[Stated goal] Copy out all lines with the word "content" in them.

[Materials provided]
┌──

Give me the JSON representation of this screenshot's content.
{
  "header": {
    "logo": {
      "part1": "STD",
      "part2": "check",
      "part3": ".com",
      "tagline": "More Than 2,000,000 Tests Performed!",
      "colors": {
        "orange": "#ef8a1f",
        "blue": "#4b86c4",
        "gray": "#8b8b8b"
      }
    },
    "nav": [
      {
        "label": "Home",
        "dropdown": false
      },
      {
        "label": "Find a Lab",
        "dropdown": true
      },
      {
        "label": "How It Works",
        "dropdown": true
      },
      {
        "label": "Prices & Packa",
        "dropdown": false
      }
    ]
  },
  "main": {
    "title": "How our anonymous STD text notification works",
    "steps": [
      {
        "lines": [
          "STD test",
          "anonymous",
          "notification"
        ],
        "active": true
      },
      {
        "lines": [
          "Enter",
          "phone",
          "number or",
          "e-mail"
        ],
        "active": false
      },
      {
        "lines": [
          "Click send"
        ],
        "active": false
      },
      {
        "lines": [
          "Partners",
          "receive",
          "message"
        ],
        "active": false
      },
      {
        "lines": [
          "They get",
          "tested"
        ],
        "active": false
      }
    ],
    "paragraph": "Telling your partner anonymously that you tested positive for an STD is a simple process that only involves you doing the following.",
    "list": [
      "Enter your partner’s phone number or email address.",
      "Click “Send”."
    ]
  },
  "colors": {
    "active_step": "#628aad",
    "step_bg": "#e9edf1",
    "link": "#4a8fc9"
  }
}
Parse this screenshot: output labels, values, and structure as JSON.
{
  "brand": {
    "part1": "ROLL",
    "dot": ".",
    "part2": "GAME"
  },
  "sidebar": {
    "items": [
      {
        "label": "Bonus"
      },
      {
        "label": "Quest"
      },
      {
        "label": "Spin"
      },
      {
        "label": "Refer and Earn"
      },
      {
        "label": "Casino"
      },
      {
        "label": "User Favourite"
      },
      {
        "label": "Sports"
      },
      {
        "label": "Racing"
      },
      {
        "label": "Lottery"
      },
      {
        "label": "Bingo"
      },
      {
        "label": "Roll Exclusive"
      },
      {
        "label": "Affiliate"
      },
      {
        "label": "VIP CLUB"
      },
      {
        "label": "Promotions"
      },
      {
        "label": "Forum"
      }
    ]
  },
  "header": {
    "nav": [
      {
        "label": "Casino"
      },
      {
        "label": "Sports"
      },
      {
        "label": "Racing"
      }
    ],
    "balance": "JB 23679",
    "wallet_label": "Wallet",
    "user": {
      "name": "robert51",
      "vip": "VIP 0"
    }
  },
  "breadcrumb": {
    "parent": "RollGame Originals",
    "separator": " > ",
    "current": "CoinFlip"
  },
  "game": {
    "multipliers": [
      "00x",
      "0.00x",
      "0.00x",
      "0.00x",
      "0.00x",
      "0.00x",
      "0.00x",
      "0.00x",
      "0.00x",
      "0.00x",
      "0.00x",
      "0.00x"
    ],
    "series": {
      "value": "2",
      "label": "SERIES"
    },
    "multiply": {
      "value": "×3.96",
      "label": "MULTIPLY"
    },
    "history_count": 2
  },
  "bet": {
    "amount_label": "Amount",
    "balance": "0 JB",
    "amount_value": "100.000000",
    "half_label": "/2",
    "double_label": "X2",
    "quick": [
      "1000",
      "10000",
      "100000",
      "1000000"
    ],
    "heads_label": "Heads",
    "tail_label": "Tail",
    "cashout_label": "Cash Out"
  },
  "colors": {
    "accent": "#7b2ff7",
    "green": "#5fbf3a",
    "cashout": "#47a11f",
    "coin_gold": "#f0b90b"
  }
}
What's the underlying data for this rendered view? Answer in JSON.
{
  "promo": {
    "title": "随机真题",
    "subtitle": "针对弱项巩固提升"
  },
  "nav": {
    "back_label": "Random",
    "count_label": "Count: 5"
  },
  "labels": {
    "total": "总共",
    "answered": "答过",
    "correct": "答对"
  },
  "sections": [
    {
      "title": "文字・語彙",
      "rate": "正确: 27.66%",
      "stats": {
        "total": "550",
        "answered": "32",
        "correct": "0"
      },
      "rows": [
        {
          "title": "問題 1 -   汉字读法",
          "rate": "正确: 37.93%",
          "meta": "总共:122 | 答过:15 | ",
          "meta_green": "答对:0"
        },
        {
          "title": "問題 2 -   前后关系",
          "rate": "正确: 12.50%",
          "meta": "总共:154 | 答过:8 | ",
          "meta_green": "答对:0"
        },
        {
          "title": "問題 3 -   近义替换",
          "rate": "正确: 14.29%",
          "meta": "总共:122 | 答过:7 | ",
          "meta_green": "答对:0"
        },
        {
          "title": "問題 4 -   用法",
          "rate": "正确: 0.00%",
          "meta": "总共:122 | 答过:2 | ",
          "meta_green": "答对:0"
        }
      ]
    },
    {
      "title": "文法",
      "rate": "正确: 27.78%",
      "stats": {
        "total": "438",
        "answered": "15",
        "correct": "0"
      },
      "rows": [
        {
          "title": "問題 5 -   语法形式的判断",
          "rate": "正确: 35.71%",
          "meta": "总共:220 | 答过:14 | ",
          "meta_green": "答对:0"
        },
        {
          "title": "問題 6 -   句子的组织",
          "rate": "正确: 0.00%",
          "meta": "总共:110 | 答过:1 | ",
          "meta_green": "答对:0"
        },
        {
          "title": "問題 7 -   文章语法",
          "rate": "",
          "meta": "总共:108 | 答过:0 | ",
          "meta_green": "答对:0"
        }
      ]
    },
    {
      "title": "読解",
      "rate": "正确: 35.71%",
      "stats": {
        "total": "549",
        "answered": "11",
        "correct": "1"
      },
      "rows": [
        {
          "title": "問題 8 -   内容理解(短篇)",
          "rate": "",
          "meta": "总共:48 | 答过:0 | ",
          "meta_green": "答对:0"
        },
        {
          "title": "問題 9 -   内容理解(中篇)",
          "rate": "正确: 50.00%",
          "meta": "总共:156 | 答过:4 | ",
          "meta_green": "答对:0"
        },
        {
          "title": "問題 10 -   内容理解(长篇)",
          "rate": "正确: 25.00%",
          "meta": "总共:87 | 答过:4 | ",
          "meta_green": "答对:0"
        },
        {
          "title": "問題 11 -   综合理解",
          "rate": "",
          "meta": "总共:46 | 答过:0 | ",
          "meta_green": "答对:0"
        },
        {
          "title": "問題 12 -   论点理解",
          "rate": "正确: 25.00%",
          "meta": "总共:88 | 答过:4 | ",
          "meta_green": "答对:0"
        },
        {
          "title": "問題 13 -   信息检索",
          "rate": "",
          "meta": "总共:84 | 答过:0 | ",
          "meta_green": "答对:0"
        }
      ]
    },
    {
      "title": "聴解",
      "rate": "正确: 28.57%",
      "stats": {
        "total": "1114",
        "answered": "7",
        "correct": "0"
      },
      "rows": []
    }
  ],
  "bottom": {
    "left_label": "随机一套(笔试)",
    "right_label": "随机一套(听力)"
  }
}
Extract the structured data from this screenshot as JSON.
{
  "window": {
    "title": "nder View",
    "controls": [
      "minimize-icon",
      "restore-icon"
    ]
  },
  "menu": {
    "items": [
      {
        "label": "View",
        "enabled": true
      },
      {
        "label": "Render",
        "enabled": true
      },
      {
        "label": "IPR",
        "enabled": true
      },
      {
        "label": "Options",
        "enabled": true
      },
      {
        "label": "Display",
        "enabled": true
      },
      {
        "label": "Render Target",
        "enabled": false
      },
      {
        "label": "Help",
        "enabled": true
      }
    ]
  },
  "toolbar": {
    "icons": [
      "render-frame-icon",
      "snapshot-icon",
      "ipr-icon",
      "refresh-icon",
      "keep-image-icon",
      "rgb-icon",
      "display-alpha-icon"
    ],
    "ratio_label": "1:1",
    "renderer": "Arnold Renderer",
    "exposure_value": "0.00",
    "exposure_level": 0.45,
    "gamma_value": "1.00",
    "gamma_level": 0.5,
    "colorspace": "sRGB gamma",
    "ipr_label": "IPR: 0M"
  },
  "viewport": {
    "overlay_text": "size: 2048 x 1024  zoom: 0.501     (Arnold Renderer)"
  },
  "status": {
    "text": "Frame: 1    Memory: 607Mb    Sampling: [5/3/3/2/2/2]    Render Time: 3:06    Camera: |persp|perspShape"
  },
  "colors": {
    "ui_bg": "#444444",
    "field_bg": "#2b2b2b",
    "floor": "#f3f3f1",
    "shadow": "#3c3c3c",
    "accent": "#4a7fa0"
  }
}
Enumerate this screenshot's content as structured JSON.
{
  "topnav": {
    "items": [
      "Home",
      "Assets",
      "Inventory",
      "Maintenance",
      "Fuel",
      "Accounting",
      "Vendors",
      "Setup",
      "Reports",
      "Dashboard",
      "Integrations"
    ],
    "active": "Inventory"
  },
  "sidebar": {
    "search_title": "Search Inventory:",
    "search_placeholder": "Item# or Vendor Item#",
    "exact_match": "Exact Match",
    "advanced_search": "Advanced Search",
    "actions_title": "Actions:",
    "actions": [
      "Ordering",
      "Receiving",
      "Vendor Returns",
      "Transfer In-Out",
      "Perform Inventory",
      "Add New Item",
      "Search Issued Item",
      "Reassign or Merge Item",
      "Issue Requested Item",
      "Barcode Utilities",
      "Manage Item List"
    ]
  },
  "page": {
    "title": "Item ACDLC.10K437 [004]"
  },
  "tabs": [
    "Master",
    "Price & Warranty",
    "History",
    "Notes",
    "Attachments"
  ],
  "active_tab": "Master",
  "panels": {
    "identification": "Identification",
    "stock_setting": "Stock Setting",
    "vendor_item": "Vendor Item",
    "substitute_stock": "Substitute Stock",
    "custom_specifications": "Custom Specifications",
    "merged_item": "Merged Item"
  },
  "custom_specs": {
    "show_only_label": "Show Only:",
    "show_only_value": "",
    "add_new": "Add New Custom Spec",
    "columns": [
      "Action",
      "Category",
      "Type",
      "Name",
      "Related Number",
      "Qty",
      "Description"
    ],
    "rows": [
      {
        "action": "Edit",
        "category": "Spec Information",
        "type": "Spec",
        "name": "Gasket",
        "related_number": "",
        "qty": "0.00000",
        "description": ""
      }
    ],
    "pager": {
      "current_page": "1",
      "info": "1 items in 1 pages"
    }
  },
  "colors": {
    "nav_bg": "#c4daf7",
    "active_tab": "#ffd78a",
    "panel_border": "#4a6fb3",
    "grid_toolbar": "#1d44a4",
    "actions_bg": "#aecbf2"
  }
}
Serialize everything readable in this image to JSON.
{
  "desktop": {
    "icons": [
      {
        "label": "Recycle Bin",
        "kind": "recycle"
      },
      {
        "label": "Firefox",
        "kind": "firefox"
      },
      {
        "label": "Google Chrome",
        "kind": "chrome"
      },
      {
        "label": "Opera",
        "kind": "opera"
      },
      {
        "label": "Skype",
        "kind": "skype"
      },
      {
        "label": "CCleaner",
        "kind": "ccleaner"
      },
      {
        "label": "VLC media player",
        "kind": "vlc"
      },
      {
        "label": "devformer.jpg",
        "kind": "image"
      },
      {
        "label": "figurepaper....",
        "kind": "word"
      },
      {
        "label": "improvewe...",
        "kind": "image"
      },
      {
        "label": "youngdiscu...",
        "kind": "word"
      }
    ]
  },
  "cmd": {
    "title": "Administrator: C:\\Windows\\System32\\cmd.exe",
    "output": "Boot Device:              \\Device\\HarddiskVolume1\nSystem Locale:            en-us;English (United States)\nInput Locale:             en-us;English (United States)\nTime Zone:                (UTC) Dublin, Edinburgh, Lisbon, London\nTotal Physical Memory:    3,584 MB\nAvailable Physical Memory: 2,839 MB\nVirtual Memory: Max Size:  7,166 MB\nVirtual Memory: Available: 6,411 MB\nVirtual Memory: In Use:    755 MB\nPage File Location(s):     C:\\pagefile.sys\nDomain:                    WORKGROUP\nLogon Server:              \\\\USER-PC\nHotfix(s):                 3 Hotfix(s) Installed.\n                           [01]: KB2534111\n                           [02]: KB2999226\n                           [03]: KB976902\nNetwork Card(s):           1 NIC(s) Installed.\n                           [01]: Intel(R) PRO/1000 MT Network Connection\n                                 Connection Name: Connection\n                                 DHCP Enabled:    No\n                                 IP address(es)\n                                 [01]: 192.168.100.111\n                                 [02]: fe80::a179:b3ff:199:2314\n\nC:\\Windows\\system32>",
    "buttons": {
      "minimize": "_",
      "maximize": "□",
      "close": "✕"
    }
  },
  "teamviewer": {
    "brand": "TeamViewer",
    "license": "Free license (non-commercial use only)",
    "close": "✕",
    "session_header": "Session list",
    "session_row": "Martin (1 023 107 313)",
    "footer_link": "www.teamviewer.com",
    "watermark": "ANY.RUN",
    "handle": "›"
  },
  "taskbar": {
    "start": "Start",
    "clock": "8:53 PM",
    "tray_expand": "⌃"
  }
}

└──

[The answer]
Give me the JSON representation of this screenshot's content.
Enumerate this screenshot's content as structured JSON.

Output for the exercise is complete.